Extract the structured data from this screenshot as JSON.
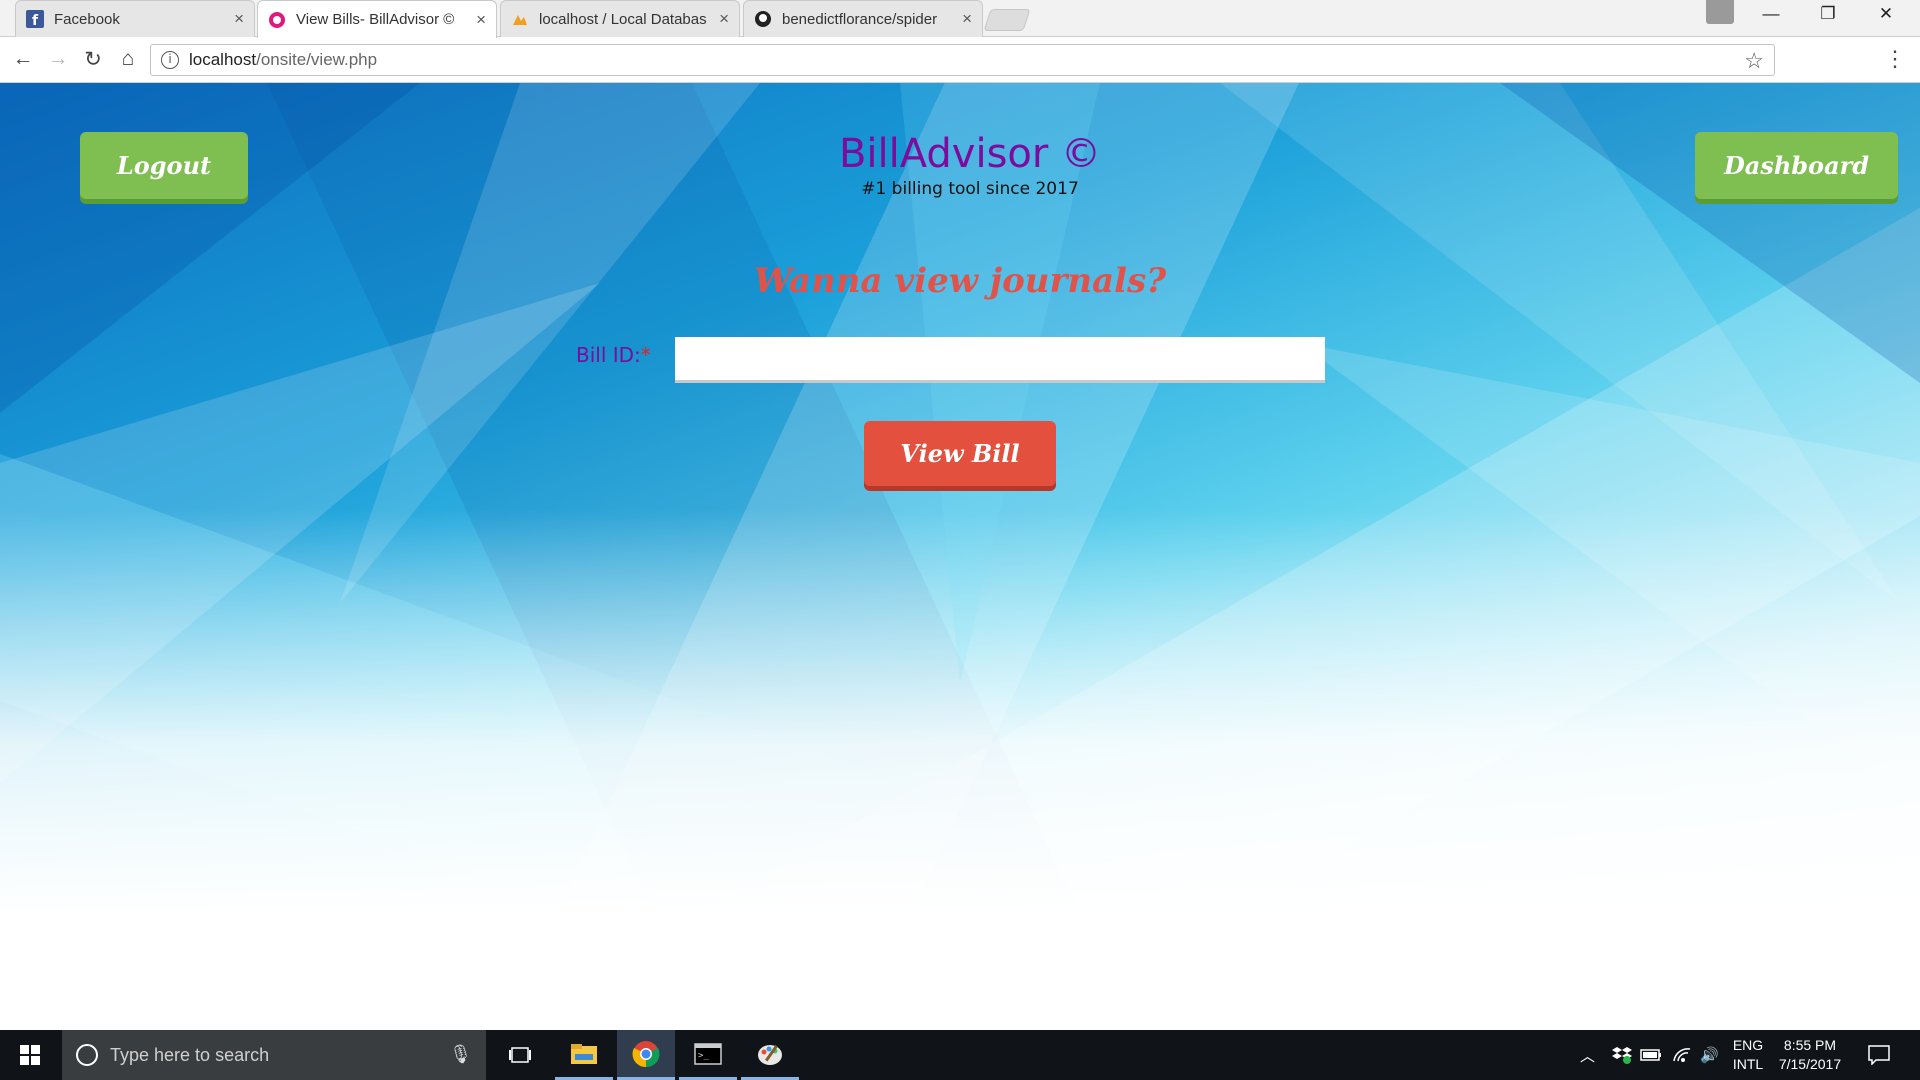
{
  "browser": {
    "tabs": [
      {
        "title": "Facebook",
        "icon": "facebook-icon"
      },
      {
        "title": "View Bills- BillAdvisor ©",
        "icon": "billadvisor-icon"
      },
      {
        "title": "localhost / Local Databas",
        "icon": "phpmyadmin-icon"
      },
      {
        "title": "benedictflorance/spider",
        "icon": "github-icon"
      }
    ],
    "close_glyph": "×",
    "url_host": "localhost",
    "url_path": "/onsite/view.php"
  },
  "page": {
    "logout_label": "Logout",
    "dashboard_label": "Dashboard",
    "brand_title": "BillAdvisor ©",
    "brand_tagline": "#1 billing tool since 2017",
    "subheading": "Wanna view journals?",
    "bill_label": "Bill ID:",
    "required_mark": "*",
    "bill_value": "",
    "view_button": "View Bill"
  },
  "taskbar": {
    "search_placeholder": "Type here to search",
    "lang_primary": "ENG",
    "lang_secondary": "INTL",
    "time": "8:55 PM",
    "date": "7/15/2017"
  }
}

#### Task directions:
Give every record again exactly, apart from the pictures, which stay out.

#### Exercise solution:
Extract the structured data from this screenshot as JSON.
{
  "browser": {
    "tabs": [
      {
        "title": "Facebook",
        "icon": "facebook-icon"
      },
      {
        "title": "View Bills- BillAdvisor ©",
        "icon": "billadvisor-icon"
      },
      {
        "title": "localhost / Local Databas",
        "icon": "phpmyadmin-icon"
      },
      {
        "title": "benedictflorance/spider",
        "icon": "github-icon"
      }
    ],
    "close_glyph": "×",
    "url_host": "localhost",
    "url_path": "/onsite/view.php"
  },
  "page": {
    "logout_label": "Logout",
    "dashboard_label": "Dashboard",
    "brand_title": "BillAdvisor ©",
    "brand_tagline": "#1 billing tool since 2017",
    "subheading": "Wanna view journals?",
    "bill_label": "Bill ID:",
    "required_mark": "*",
    "bill_value": "",
    "view_button": "View Bill"
  },
  "taskbar": {
    "search_placeholder": "Type here to search",
    "lang_primary": "ENG",
    "lang_secondary": "INTL",
    "time": "8:55 PM",
    "date": "7/15/2017"
  }
}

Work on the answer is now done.